The problem -
Go through the material below and copy each line where the word "name" appears.

Provided records -
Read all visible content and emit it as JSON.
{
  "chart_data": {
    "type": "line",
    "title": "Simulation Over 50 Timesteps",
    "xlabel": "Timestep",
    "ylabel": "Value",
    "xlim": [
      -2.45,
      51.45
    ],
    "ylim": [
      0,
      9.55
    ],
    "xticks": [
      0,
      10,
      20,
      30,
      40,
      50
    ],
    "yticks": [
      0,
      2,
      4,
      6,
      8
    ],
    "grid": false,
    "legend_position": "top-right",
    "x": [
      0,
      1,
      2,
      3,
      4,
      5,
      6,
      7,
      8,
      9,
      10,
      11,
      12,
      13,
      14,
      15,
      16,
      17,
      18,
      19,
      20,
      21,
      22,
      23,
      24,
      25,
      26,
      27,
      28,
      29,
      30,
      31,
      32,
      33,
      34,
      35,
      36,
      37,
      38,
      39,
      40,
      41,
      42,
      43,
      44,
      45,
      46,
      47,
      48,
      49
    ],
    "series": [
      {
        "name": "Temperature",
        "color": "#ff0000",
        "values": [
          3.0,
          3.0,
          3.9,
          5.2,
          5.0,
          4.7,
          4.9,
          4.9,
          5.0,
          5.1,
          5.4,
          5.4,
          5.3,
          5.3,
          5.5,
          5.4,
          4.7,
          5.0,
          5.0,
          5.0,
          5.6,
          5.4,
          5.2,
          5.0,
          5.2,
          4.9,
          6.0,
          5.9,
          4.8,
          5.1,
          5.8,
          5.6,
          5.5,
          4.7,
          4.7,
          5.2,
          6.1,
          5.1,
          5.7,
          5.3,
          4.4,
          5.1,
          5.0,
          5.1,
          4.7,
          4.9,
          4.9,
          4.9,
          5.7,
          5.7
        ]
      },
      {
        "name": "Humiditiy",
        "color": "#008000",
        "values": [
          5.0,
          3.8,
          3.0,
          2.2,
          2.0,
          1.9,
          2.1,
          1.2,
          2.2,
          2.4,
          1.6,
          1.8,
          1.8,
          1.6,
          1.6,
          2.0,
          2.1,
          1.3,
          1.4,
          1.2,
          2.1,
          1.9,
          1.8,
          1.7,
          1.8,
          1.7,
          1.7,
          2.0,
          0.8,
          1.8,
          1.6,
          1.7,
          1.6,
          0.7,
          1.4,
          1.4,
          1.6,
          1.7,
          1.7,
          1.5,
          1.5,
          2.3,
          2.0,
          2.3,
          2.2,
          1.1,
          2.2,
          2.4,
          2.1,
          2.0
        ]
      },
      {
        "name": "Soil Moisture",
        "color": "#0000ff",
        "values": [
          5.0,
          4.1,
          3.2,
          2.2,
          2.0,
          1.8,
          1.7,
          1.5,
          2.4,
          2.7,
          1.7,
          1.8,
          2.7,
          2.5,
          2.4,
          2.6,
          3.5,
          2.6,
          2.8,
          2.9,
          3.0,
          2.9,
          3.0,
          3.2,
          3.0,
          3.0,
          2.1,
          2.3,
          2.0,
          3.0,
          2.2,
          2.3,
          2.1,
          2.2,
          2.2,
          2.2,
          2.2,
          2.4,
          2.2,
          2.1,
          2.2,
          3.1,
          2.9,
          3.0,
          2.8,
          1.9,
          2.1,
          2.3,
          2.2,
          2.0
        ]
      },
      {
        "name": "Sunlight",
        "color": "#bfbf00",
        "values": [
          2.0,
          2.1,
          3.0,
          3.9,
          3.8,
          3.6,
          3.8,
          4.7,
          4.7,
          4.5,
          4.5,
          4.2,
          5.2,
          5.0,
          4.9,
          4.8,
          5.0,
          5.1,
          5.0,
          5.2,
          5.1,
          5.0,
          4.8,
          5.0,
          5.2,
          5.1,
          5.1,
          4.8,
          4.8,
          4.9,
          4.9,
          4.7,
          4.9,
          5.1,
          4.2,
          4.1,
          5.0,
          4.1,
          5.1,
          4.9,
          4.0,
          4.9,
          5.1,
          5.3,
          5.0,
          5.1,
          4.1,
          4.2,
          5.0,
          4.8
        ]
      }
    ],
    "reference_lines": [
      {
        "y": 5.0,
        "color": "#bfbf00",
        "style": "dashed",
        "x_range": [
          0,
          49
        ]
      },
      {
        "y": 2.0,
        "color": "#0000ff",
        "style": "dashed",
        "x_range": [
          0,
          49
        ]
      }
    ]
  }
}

Output -
        "name": "Temperature",
        "name": "Humiditiy",
        "name": "Soil Moisture",
        "name": "Sunlight",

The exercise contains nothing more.